== Exercise ==
Search the material for the string "this", then return every line where it is found.

(Items from a figure collection)
┌──

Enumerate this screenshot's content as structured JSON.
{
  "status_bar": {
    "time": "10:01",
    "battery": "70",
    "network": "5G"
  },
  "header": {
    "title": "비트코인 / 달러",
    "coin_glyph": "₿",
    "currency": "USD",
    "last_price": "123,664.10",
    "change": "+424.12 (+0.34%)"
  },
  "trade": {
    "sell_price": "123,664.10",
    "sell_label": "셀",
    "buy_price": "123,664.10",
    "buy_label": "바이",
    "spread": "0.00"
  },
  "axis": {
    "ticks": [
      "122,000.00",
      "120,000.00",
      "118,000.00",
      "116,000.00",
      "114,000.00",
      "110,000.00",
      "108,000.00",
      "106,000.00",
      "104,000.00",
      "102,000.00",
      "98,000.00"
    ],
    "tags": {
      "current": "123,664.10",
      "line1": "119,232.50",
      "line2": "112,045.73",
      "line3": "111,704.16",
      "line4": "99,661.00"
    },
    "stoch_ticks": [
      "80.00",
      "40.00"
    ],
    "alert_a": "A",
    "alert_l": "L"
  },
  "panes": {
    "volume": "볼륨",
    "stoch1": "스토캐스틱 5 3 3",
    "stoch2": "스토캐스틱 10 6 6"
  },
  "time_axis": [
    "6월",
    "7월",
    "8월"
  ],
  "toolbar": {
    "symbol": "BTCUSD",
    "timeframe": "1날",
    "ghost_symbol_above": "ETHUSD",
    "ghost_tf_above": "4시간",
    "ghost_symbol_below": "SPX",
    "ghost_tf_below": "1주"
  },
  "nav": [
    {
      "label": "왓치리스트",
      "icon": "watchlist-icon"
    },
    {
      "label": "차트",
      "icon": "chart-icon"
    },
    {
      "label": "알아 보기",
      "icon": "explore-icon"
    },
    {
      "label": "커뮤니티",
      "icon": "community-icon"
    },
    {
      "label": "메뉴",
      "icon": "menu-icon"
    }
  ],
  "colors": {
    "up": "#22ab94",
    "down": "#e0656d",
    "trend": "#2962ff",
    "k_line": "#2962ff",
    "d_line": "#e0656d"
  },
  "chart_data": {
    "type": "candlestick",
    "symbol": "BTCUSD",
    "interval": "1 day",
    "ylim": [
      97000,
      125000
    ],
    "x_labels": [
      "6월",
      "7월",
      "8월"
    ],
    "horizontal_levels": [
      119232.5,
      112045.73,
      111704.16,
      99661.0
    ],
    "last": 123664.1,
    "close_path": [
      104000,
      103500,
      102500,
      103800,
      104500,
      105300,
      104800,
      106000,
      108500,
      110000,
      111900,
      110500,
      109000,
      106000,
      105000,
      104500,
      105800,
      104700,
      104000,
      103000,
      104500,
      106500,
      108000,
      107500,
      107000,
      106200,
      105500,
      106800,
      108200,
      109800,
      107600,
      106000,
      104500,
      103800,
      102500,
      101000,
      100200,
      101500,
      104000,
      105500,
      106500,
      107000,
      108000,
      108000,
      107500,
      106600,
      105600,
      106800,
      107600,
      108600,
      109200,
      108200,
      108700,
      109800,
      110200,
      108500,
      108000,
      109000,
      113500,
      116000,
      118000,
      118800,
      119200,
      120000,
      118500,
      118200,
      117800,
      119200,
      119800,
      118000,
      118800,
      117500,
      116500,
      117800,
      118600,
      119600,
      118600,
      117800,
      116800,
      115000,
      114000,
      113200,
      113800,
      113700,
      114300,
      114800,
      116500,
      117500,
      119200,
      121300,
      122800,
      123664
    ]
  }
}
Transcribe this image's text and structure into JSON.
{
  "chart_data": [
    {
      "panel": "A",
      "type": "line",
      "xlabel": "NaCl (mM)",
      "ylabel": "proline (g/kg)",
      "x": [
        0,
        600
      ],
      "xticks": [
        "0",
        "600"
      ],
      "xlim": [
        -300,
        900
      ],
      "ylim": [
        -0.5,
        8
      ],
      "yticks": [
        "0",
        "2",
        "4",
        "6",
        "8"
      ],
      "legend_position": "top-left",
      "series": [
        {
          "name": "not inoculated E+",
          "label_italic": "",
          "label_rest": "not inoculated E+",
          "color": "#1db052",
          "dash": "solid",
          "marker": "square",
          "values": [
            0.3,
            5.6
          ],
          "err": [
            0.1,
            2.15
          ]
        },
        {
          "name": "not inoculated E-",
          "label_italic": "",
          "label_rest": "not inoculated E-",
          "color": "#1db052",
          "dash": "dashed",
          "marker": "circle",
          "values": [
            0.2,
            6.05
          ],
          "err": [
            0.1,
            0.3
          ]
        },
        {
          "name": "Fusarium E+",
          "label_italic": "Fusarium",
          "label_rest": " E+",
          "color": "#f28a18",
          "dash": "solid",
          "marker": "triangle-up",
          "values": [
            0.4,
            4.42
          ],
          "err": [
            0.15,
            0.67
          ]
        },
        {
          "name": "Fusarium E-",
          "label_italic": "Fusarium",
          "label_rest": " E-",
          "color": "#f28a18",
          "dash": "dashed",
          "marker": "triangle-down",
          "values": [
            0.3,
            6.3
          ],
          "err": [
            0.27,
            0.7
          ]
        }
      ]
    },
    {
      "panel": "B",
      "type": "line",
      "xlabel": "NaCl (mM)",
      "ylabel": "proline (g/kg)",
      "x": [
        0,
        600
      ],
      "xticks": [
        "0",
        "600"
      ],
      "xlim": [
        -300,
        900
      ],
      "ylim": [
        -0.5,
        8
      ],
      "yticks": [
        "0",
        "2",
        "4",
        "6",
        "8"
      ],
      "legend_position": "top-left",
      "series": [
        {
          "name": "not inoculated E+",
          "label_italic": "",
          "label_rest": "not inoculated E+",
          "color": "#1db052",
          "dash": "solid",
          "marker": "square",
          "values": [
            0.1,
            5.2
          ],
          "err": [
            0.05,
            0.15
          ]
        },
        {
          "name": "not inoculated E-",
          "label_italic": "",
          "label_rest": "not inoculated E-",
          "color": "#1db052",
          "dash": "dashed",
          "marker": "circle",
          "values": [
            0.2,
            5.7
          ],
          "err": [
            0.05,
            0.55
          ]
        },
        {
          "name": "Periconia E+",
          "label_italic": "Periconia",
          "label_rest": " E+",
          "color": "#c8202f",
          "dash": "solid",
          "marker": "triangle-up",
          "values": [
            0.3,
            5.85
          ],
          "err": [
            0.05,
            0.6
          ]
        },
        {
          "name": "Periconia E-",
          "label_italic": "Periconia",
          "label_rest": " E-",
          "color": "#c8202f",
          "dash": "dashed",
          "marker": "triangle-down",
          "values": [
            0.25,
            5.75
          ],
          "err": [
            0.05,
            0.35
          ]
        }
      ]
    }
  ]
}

└──

== Expected answer ==
Enumerate this screenshot's content as structured JSON.
Transcribe this image's text and structure into JSON.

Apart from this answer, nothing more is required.